> Texto citado:
# # # #

Nem sempre a estratégia funciona.
Para
ilustrar o advento da bossa nova, bem no meio da coleção,
surge "Chega de Saudade". Mas não comparece João Gilberto
a gravadora tem ao menos a fineza de explicar,
em encarte, os "problemas contratuais", e sim
Joyce. O samba sai de cena, como sai também quando Leila
Pinheiro encerra a caixa cantando "Catavento e Girassol".
O que parece tropeço aqui e ali se revela capricho das
divindades musicais.
O
"Samba de Uma Nota Só", outro ''standard'' de João,
vem em versão anedótica do instrumentista Laurindo Almeida.
Seria um pequeno vexame, não houvesse a versão do mesmo
Laurindo para "Desafinado" sido sampleada, ano passado,
em "Readymade", do pop star norte-americano Beck.

# # # #

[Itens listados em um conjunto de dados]
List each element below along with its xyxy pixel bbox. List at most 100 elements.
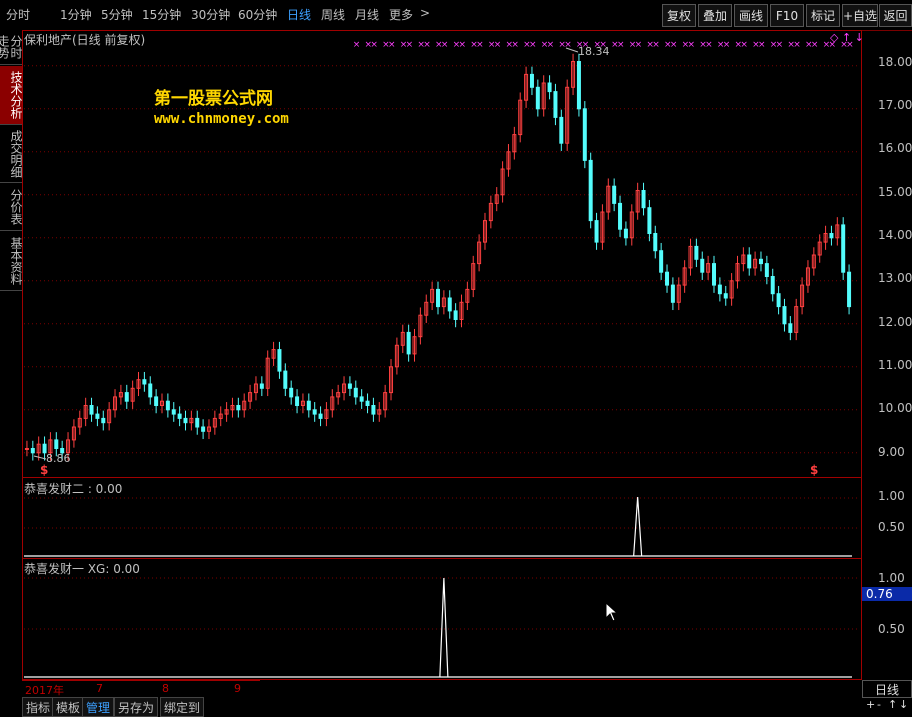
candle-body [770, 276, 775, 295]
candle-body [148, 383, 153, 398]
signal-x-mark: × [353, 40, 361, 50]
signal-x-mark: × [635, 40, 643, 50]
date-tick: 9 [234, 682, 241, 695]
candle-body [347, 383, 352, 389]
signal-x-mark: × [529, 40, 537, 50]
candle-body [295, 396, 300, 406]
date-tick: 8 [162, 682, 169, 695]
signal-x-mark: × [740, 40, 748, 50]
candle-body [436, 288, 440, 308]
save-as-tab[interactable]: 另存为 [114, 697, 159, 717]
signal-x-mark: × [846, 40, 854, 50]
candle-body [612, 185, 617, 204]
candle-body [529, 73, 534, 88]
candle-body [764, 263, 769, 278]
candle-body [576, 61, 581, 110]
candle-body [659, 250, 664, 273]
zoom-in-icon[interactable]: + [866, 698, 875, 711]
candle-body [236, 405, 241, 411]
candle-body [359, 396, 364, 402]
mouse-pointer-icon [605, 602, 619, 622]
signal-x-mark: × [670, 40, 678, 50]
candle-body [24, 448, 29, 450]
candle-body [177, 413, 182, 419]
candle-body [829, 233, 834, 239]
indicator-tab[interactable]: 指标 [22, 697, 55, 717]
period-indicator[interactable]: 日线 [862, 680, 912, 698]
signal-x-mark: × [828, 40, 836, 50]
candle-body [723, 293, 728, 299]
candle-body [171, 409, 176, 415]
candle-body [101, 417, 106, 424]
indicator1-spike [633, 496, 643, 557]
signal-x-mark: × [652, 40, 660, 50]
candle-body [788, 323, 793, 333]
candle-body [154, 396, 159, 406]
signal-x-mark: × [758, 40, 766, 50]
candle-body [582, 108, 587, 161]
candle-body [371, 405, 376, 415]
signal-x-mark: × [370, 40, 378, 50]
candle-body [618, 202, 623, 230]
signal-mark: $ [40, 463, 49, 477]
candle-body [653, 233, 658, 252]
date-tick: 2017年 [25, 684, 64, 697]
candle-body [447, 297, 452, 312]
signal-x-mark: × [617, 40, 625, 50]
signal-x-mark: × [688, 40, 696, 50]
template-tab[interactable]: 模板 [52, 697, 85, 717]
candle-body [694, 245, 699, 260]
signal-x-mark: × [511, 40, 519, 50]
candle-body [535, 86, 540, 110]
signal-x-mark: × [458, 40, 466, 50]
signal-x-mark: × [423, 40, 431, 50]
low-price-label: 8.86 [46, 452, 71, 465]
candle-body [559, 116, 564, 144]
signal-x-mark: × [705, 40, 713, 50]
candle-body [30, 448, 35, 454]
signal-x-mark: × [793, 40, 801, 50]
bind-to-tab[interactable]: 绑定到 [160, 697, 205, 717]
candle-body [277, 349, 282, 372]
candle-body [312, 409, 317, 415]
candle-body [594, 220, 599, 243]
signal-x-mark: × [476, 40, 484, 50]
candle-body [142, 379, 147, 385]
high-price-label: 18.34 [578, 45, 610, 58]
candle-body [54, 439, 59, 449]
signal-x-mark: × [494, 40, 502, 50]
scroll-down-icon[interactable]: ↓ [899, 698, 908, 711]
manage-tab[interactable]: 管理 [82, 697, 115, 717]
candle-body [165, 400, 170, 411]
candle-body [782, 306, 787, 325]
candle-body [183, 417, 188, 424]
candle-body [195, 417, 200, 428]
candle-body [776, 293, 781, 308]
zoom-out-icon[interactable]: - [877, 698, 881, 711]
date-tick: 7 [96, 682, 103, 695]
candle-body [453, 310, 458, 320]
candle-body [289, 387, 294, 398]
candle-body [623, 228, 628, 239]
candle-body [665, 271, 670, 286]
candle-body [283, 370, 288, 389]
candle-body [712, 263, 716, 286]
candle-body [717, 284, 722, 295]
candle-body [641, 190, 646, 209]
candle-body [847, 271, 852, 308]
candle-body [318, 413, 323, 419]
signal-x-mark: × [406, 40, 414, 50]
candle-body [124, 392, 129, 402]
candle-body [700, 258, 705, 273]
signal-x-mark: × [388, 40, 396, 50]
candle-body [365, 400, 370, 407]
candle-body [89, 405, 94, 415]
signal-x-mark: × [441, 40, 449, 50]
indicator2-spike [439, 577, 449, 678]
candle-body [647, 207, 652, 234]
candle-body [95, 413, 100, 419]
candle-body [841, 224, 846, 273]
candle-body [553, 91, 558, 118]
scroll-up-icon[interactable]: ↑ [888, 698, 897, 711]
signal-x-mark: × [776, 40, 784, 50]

# # # #

> Tarefas:
A. As afirmações a seguir concordam com o texto citado sobre a coleção? Responda sim ou não a cada uma e cite as palavras decisivas do texto. (i) "Chega de Saudade" aparece na coleção na voz de João Gilberto. (ii) Leila Pinheiro encerra a caixa cantando "Catavento e Girassol". (iii) A versão de Laurindo Almeida para "Desafinado" foi sampleada em "Readymade", de Beck.
B. Você pode continuar o texto citado sobre a coleção a partir do ponto em que ele termina?

> Respostas:
A.
(i) Não: “Mas não comparece João Gilberto”.
(ii) Sim: “Leila Pinheiro encerra a caixa cantando "Catavento e Girassol"”.
(iii) Sim: “a versão do mesmo Laurindo para "Desafinado" sido sampleada, ano passado, em "Readymade", do pop star norte-americano Beck”.

B.
Trata-se
de laço com a contemporaneidade que se torna prova evidente
do alcance tentacular do samba terceiro-mundista que
o Brasil legou ao mundo, aqui sob a figura da bossa
nova. Entre os altos e os baixos, a história do samba
desfila, hiperbólica. Nos primeiros três CDs, enfileiram-se
João da Baiana, Aracy Cortes, Pixinguinha, Patrício
Teixeira, Almirante, Ismael Silva, Francisco Alves,
Caymmi, Ary Barroso, Geraldo Pereira, Wilson Batista,
Ataulfo, Dalva & Herivelto, João de Barro & Alberto
Ribeiro, Custódio Mesquita, Pedro Caetano, Monsueto,
Isaura Garcia... "Chega de Saudade" pulveriza o samba
em zil modalidades. Na segunda caixinha, concorrem sambistas
"cool" (Antonio Maria & Dolores Duran, Tito Madi, Sylvia
Telles, João Donato, Chico Buarque, Nana Caymmi, Djavan),
políticos (Sérgio Ricardo, Marcos Valle, Gonzaguinha),
"alienados" (Wilson Simonal, Jorge Ben), sambistas do
morro (Zé Keti, Cartola, Nelson Cavaquinho), excêntricos
(Clementina de Jesus, Adoniran Barbosa, Odete Amaral,
Aniceto do Império)...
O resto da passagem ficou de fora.